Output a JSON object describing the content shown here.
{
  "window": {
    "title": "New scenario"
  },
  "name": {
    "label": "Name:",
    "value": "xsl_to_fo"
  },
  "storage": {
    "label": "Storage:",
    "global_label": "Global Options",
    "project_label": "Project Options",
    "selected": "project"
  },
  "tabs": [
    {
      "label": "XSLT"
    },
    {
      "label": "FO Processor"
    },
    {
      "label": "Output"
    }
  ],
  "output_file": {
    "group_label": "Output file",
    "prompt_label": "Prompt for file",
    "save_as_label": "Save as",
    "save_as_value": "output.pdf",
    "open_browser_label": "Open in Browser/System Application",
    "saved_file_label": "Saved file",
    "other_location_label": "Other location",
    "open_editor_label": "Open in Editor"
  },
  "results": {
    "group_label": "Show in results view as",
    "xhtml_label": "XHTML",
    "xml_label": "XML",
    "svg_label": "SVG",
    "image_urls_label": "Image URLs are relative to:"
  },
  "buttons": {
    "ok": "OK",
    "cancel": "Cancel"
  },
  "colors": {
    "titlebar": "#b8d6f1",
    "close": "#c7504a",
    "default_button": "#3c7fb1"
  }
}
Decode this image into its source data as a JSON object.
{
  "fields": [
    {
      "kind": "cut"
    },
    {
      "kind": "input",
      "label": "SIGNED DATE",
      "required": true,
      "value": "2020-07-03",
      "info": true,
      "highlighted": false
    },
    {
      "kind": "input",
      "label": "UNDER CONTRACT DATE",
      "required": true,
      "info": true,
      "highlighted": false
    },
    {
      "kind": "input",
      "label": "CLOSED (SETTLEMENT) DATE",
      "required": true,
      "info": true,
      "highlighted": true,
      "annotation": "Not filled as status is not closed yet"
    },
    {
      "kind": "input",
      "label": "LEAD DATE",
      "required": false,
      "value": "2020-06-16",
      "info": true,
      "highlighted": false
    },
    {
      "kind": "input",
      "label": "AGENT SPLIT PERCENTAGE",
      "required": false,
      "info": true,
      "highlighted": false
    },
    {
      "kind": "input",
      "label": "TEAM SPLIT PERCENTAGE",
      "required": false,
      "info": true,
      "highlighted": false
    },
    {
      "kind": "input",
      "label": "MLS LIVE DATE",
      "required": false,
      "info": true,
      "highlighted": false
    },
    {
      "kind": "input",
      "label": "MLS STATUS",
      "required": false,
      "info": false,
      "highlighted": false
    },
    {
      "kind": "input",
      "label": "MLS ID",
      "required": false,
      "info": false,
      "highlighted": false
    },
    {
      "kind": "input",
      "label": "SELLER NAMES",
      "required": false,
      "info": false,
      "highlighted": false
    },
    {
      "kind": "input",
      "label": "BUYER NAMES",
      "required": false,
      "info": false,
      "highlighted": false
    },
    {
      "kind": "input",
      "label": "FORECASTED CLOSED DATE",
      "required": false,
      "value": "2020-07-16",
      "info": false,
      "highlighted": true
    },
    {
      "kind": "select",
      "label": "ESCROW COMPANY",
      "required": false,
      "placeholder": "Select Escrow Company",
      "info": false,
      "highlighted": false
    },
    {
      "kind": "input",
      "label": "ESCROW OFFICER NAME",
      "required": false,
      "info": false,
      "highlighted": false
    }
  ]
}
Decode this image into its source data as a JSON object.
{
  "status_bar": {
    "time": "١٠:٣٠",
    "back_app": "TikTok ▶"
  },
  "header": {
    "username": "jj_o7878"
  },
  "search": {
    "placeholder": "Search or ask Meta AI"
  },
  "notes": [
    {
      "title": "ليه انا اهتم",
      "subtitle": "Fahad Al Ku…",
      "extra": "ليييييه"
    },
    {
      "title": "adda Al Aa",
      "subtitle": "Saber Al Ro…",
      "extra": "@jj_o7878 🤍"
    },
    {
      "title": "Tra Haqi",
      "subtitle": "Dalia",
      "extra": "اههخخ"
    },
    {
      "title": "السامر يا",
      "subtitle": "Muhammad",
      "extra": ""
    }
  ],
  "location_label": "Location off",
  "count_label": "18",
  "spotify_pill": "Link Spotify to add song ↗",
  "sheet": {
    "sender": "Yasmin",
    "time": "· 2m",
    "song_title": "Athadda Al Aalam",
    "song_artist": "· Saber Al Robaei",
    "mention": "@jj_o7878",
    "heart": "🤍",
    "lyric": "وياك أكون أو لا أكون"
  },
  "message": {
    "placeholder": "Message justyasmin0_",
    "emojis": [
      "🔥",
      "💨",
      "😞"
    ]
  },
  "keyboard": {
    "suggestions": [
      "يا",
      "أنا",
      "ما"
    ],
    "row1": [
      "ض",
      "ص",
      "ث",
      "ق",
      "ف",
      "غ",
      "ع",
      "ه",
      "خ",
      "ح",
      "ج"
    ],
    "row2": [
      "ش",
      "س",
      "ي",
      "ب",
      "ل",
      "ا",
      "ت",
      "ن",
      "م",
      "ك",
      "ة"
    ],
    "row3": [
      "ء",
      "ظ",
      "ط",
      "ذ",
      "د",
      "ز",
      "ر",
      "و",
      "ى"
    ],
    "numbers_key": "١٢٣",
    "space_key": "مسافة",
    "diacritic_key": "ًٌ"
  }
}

GOAL:
Make an exact copy of the data above.

THE SOLUTION:
Output a JSON object describing the content shown here.
{
  "window": {
    "title": "New scenario"
  },
  "name": {
    "label": "Name:",
    "value": "xsl_to_fo"
  },
  "storage": {
    "label": "Storage:",
    "global_label": "Global Options",
    "project_label": "Project Options",
    "selected": "project"
  },
  "tabs": [
    {
      "label": "XSLT"
    },
    {
      "label": "FO Processor"
    },
    {
      "label": "Output"
    }
  ],
  "output_file": {
    "group_label": "Output file",
    "prompt_label": "Prompt for file",
    "save_as_label": "Save as",
    "save_as_value": "output.pdf",
    "open_browser_label": "Open in Browser/System Application",
    "saved_file_label": "Saved file",
    "other_location_label": "Other location",
    "open_editor_label": "Open in Editor"
  },
  "results": {
    "group_label": "Show in results view as",
    "xhtml_label": "XHTML",
    "xml_label": "XML",
    "svg_label": "SVG",
    "image_urls_label": "Image URLs are relative to:"
  },
  "buttons": {
    "ok": "OK",
    "cancel": "Cancel"
  },
  "colors": {
    "titlebar": "#b8d6f1",
    "close": "#c7504a",
    "default_button": "#3c7fb1"
  }
}
Decode this image into its source data as a JSON object.
{
  "fields": [
    {
      "kind": "cut"
    },
    {
      "kind": "input",
      "label": "SIGNED DATE",
      "required": true,
      "value": "2020-07-03",
      "info": true,
      "highlighted": false
    },
    {
      "kind": "input",
      "label": "UNDER CONTRACT DATE",
      "required": true,
      "info": true,
      "highlighted": false
    },
    {
      "kind": "input",
      "label": "CLOSED (SETTLEMENT) DATE",
      "required": true,
      "info": true,
      "highlighted": true,
      "annotation": "Not filled as status is not closed yet"
    },
    {
      "kind": "input",
      "label": "LEAD DATE",
      "required": false,
      "value": "2020-06-16",
      "info": true,
      "highlighted": false
    },
    {
      "kind": "input",
      "label": "AGENT SPLIT PERCENTAGE",
      "required": false,
      "info": true,
      "highlighted": false
    },
    {
      "kind": "input",
      "label": "TEAM SPLIT PERCENTAGE",
      "required": false,
      "info": true,
      "highlighted": false
    },
    {
      "kind": "input",
      "label": "MLS LIVE DATE",
      "required": false,
      "info": true,
      "highlighted": false
    },
    {
      "kind": "input",
      "label": "MLS STATUS",
      "required": false,
      "info": false,
      "highlighted": false
    },
    {
      "kind": "input",
      "label": "MLS ID",
      "required": false,
      "info": false,
      "highlighted": false
    },
    {
      "kind": "input",
      "label": "SELLER NAMES",
      "required": false,
      "info": false,
      "highlighted": false
    },
    {
      "kind": "input",
      "label": "BUYER NAMES",
      "required": false,
      "info": false,
      "highlighted": false
    },
    {
      "kind": "input",
      "label": "FORECASTED CLOSED DATE",
      "required": false,
      "value": "2020-07-16",
      "info": false,
      "highlighted": true
    },
    {
      "kind": "select",
      "label": "ESCROW COMPANY",
      "required": false,
      "placeholder": "Select Escrow Company",
      "info": false,
      "highlighted": false
    },
    {
      "kind": "input",
      "label": "ESCROW OFFICER NAME",
      "required": false,
      "info": false,
      "highlighted": false
    }
  ]
}
Decode this image into its source data as a JSON object.
{
  "status_bar": {
    "time": "١٠:٣٠",
    "back_app": "TikTok ▶"
  },
  "header": {
    "username": "jj_o7878"
  },
  "search": {
    "placeholder": "Search or ask Meta AI"
  },
  "notes": [
    {
      "title": "ليه انا اهتم",
      "subtitle": "Fahad Al Ku…",
      "extra": "ليييييه"
    },
    {
      "title": "adda Al Aa",
      "subtitle": "Saber Al Ro…",
      "extra": "@jj_o7878 🤍"
    },
    {
      "title": "Tra Haqi",
      "subtitle": "Dalia",
      "extra": "اههخخ"
    },
    {
      "title": "السامر يا",
      "subtitle": "Muhammad",
      "extra": ""
    }
  ],
  "location_label": "Location off",
  "count_label": "18",
  "spotify_pill": "Link Spotify to add song ↗",
  "sheet": {
    "sender": "Yasmin",
    "time": "· 2m",
    "song_title": "Athadda Al Aalam",
    "song_artist": "· Saber Al Robaei",
    "mention": "@jj_o7878",
    "heart": "🤍",
    "lyric": "وياك أكون أو لا أكون"
  },
  "message": {
    "placeholder": "Message justyasmin0_",
    "emojis": [
      "🔥",
      "💨",
      "😞"
    ]
  },
  "keyboard": {
    "suggestions": [
      "يا",
      "أنا",
      "ما"
    ],
    "row1": [
      "ض",
      "ص",
      "ث",
      "ق",
      "ف",
      "غ",
      "ع",
      "ه",
      "خ",
      "ح",
      "ج"
    ],
    "row2": [
      "ش",
      "س",
      "ي",
      "ب",
      "ل",
      "ا",
      "ت",
      "ن",
      "م",
      "ك",
      "ة"
    ],
    "row3": [
      "ء",
      "ظ",
      "ط",
      "ذ",
      "د",
      "ز",
      "ر",
      "و",
      "ى"
    ],
    "numbers_key": "١٢٣",
    "space_key": "مسافة",
    "diacritic_key": "ًٌ"
  }
}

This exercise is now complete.